* _Excerpted records_:
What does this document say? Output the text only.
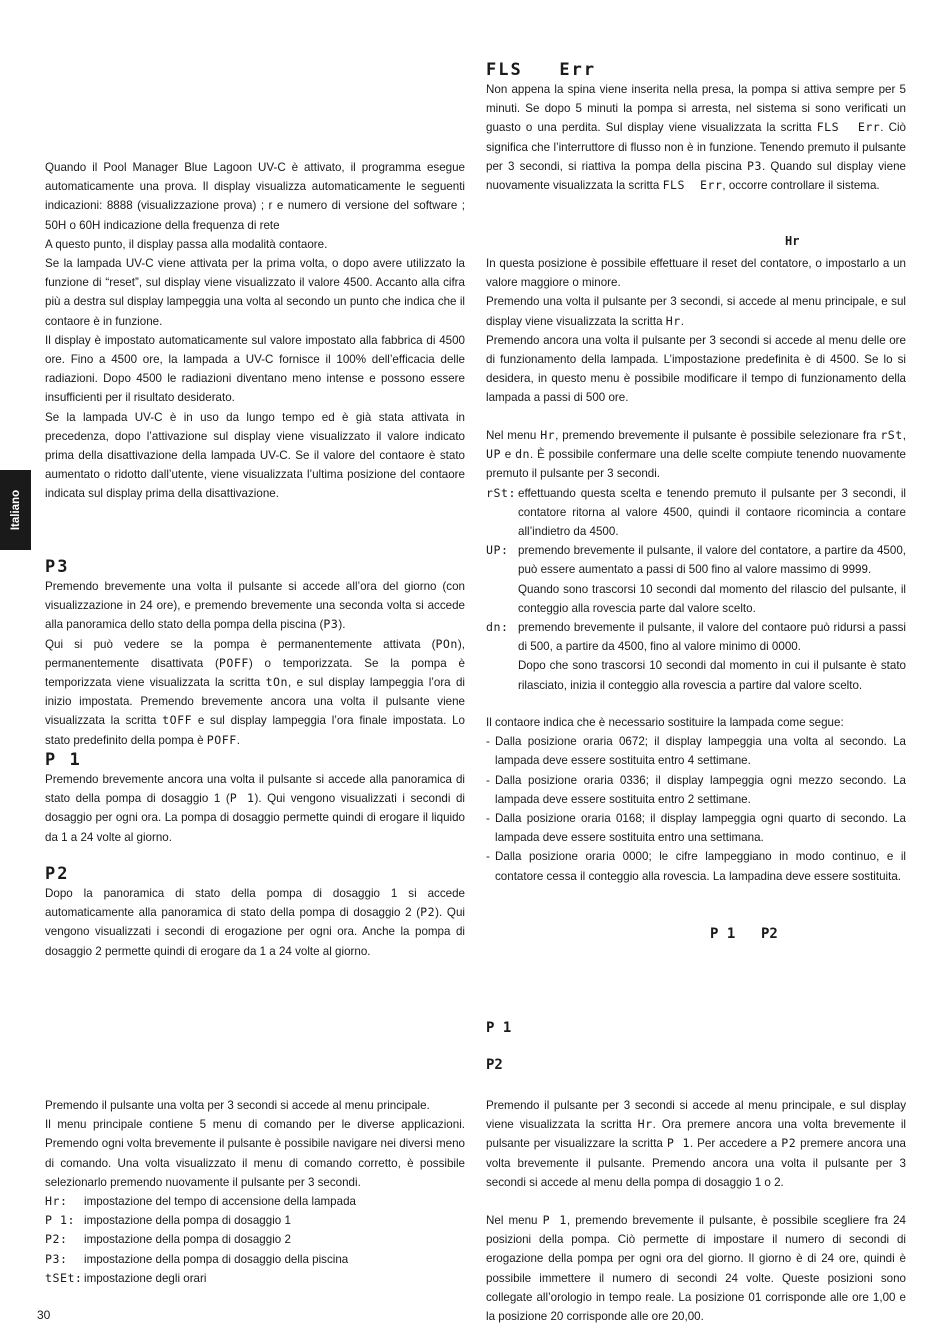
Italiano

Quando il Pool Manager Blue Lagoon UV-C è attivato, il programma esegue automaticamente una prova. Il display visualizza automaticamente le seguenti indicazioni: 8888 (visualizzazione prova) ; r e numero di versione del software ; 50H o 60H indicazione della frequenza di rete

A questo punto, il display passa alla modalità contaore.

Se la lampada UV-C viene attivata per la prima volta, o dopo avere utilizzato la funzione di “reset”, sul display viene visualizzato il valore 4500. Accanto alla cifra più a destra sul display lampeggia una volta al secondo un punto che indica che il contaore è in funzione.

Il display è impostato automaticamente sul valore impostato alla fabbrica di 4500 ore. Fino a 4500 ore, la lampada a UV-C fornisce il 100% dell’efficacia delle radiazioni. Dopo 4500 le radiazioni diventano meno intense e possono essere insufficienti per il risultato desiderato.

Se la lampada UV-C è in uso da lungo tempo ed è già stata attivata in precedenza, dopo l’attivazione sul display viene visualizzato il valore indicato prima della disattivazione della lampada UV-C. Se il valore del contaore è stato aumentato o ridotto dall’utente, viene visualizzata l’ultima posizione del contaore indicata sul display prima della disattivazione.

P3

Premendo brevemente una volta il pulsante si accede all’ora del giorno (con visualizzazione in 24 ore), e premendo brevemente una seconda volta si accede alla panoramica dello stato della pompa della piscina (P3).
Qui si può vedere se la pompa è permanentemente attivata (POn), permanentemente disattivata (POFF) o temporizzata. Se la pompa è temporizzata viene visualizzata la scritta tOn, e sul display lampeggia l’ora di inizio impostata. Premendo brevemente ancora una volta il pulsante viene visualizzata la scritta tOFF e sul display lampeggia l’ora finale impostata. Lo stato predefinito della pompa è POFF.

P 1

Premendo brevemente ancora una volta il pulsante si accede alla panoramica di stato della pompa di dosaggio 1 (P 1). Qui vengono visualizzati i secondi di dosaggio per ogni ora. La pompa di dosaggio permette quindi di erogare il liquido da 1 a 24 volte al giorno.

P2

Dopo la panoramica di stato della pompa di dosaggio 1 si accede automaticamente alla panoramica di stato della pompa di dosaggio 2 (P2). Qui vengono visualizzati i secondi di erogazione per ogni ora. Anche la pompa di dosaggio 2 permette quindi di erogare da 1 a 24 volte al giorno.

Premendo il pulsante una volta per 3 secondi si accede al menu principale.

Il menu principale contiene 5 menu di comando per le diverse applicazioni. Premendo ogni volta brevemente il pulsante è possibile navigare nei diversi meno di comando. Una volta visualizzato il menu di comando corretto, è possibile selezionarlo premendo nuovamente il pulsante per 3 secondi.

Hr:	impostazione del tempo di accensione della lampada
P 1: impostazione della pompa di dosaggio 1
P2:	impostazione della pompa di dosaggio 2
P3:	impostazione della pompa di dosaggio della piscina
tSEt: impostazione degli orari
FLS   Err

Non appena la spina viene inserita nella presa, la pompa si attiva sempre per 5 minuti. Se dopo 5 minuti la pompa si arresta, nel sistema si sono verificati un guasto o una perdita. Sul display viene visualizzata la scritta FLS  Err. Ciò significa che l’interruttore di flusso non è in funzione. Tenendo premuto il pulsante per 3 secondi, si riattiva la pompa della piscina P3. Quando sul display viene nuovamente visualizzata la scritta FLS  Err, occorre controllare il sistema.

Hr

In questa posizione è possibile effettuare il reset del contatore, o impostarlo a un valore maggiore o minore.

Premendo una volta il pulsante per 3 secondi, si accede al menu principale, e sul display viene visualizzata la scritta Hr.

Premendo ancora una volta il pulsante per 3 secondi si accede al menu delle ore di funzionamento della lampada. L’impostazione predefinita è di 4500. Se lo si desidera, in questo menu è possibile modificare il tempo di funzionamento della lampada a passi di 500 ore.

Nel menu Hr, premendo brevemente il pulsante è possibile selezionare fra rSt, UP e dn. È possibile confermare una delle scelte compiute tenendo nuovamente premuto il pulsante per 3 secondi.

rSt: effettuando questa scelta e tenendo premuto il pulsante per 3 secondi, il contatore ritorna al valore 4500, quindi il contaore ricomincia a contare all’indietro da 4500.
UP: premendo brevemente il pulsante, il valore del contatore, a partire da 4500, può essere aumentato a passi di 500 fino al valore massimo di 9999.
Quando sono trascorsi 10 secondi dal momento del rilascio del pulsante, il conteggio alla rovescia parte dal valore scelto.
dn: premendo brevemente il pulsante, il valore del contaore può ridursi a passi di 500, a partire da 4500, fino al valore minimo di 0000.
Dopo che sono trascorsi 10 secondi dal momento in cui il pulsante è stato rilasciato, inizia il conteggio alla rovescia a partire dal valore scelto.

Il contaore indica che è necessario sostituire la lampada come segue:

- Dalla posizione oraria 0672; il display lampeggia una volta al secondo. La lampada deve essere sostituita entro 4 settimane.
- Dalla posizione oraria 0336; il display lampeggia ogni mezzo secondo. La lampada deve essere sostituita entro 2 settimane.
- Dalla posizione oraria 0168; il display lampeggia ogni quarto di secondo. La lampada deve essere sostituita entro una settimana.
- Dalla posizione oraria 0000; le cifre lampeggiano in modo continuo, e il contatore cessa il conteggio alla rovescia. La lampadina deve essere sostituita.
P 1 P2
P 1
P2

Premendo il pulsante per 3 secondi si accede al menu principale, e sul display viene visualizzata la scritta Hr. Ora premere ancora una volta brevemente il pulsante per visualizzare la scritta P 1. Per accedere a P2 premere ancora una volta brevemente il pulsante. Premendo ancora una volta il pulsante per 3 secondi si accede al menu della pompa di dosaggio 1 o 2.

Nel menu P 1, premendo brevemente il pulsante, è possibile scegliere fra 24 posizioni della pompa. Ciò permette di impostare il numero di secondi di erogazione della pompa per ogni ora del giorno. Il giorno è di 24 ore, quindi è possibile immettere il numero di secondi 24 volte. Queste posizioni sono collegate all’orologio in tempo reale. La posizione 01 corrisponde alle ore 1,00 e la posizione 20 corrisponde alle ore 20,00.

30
...
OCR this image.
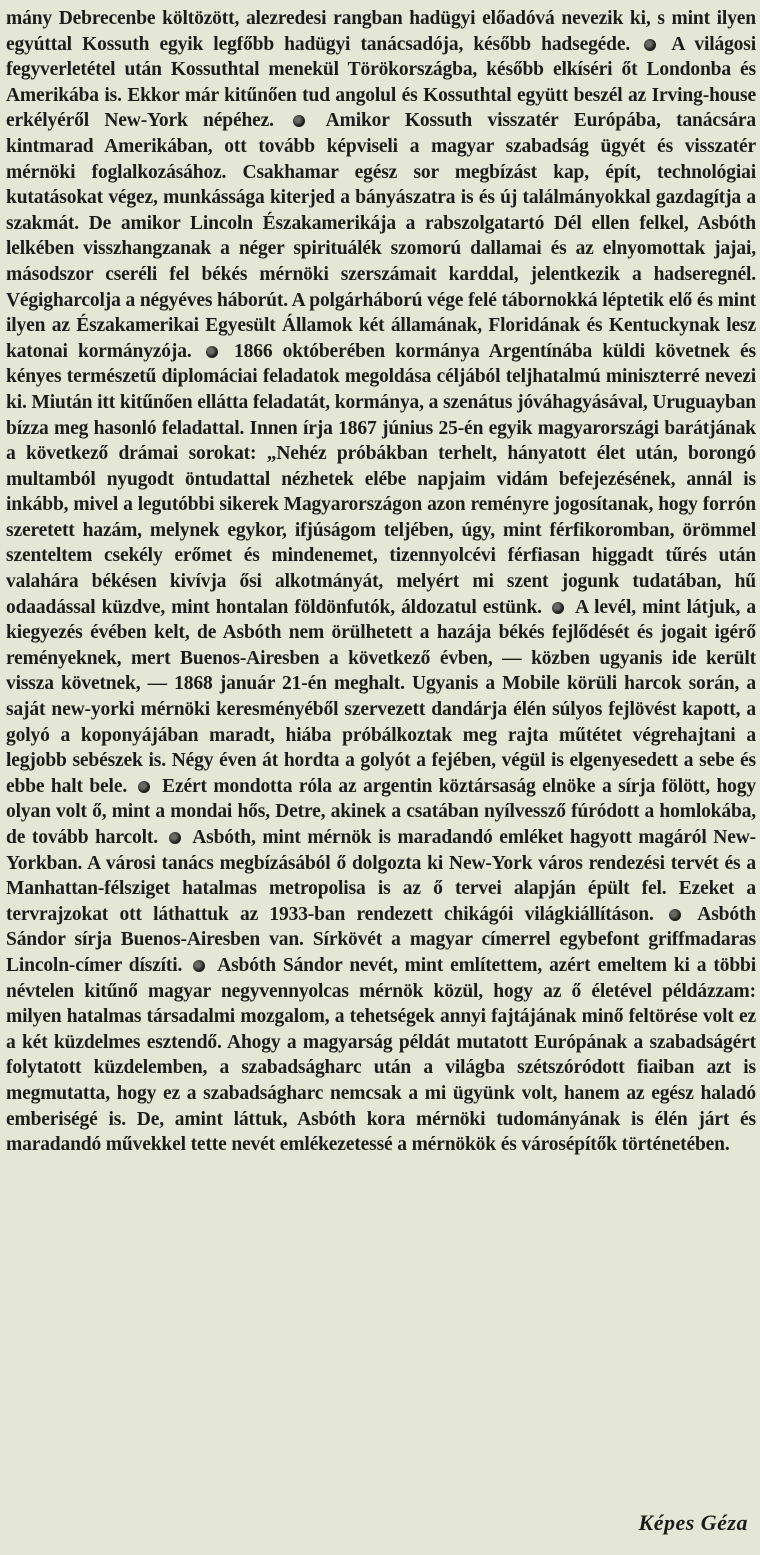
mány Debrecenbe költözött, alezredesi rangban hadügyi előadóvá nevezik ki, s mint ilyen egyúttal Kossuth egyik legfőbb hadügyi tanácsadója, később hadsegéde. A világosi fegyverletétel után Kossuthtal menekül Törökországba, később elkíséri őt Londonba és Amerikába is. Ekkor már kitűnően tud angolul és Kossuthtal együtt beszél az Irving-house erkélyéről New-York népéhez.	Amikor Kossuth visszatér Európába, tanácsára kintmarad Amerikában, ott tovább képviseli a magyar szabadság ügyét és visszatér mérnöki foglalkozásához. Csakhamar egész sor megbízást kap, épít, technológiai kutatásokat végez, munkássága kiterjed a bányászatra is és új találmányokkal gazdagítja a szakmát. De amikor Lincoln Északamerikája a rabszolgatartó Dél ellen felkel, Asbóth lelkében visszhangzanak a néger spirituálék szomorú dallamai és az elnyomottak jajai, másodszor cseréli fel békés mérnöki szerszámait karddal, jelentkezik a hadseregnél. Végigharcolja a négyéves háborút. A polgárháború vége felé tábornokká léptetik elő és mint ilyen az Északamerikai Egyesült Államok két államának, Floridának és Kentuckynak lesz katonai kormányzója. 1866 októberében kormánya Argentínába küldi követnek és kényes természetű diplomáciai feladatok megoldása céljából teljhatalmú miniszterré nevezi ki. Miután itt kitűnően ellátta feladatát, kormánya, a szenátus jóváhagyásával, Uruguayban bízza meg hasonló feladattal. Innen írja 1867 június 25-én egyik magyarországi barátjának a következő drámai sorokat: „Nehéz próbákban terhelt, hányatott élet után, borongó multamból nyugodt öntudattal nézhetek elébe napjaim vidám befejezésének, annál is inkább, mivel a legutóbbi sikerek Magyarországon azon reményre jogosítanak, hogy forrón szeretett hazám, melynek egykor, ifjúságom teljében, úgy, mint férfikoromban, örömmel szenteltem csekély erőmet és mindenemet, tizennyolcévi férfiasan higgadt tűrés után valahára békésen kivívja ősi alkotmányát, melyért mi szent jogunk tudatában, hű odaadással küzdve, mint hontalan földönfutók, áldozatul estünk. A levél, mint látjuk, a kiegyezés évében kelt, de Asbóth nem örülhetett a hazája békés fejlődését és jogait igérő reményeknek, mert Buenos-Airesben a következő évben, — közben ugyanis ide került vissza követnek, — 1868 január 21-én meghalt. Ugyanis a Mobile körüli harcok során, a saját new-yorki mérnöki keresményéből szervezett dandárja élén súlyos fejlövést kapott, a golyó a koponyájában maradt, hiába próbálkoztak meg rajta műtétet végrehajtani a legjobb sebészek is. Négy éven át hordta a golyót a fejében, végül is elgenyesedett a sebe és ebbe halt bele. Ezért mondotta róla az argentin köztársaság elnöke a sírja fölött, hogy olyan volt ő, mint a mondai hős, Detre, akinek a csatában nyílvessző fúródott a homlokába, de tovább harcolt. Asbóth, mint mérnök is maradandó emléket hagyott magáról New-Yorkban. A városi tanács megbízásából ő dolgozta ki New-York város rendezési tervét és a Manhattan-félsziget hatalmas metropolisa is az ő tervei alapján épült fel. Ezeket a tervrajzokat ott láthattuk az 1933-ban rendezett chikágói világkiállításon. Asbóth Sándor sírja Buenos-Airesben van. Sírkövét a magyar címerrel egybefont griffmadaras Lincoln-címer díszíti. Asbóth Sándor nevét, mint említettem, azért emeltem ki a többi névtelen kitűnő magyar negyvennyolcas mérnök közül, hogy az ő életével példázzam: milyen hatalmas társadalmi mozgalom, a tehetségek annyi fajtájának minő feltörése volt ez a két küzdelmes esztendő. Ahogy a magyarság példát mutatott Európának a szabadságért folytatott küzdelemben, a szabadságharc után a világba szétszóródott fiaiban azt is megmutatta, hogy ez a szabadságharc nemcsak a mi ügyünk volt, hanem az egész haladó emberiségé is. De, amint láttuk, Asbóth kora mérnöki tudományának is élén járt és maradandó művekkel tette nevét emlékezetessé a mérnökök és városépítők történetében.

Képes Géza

* _Requirement_: Count every line of the material above that holds the string "momento", then state only the total.

* _Solution for this problem_: 2